Extracted records
[START]
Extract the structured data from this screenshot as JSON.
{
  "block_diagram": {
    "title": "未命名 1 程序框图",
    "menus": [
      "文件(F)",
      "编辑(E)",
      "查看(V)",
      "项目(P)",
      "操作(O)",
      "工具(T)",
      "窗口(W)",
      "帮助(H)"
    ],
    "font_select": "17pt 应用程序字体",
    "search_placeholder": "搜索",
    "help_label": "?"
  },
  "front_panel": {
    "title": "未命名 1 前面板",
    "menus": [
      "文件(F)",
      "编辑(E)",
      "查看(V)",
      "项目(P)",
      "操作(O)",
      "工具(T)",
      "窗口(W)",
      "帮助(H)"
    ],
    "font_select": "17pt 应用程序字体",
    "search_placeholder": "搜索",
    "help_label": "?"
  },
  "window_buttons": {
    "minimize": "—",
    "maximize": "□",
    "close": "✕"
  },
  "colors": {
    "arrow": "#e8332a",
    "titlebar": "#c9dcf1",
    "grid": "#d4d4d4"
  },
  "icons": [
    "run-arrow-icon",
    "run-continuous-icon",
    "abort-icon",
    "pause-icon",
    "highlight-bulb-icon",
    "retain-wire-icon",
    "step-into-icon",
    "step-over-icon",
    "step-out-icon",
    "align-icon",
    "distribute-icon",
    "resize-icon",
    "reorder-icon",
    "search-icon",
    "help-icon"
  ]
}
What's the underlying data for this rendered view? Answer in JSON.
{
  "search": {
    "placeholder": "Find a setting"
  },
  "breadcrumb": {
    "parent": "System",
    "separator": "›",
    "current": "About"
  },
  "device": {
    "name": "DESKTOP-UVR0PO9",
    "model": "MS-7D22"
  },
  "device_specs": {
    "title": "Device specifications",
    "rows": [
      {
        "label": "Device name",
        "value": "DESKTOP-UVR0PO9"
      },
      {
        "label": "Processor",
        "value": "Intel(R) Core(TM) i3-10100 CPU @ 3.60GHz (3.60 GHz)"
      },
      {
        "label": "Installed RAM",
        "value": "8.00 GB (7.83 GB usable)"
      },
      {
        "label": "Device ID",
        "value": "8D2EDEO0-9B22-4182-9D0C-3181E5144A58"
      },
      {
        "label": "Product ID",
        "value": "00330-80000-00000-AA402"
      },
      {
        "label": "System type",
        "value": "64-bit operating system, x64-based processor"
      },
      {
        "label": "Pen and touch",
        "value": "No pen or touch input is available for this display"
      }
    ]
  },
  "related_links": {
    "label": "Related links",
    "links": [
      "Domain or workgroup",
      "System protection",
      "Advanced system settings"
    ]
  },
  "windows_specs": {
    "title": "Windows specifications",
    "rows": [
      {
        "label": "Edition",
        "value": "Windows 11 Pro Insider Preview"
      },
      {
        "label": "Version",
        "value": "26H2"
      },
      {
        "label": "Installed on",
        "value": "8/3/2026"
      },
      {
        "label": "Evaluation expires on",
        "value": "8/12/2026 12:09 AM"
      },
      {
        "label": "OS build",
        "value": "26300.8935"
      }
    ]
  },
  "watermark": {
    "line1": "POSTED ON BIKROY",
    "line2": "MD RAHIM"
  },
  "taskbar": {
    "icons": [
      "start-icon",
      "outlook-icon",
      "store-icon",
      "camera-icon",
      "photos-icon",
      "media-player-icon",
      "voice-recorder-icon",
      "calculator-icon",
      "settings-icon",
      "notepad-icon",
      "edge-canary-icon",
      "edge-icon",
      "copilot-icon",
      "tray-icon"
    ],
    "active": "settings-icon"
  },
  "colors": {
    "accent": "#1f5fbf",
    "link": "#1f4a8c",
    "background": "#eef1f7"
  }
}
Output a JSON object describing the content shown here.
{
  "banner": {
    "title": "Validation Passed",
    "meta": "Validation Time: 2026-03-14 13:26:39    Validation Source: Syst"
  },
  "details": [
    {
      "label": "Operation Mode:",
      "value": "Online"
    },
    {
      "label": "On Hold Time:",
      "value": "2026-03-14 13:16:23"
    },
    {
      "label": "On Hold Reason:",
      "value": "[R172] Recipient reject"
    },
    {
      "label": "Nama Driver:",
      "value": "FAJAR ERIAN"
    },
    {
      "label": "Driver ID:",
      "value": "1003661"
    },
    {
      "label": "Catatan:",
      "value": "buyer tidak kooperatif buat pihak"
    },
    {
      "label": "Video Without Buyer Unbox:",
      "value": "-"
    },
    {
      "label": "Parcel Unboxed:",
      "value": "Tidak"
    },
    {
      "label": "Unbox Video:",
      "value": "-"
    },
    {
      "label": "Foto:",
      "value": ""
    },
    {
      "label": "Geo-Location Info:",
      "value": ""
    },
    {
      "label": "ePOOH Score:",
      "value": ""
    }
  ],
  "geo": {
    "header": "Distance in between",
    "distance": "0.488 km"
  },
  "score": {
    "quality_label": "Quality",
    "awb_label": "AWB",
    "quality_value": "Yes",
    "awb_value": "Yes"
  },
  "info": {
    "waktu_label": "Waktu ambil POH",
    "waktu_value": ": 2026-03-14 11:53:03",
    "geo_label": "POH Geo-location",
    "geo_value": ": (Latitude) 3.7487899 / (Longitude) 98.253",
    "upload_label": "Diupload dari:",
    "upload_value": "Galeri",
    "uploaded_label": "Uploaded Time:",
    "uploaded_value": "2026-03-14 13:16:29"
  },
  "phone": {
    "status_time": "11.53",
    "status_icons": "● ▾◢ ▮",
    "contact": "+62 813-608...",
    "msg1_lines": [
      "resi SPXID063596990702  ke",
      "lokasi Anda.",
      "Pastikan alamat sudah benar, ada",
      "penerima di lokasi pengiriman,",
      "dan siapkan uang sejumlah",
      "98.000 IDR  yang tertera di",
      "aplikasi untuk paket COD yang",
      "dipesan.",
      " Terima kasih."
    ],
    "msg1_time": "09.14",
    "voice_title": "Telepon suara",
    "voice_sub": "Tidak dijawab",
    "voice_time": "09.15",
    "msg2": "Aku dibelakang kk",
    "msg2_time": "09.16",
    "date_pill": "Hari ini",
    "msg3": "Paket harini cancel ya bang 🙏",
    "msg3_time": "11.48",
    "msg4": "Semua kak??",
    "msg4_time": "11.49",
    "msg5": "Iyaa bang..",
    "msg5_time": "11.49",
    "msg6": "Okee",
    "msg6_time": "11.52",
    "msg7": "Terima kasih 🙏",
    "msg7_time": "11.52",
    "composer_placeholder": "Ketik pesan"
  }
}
[END]
◆ **Given request**
Tell how many lines in the material contain the word "yang". Only the number is wanted.

◆ **Exercise result**
2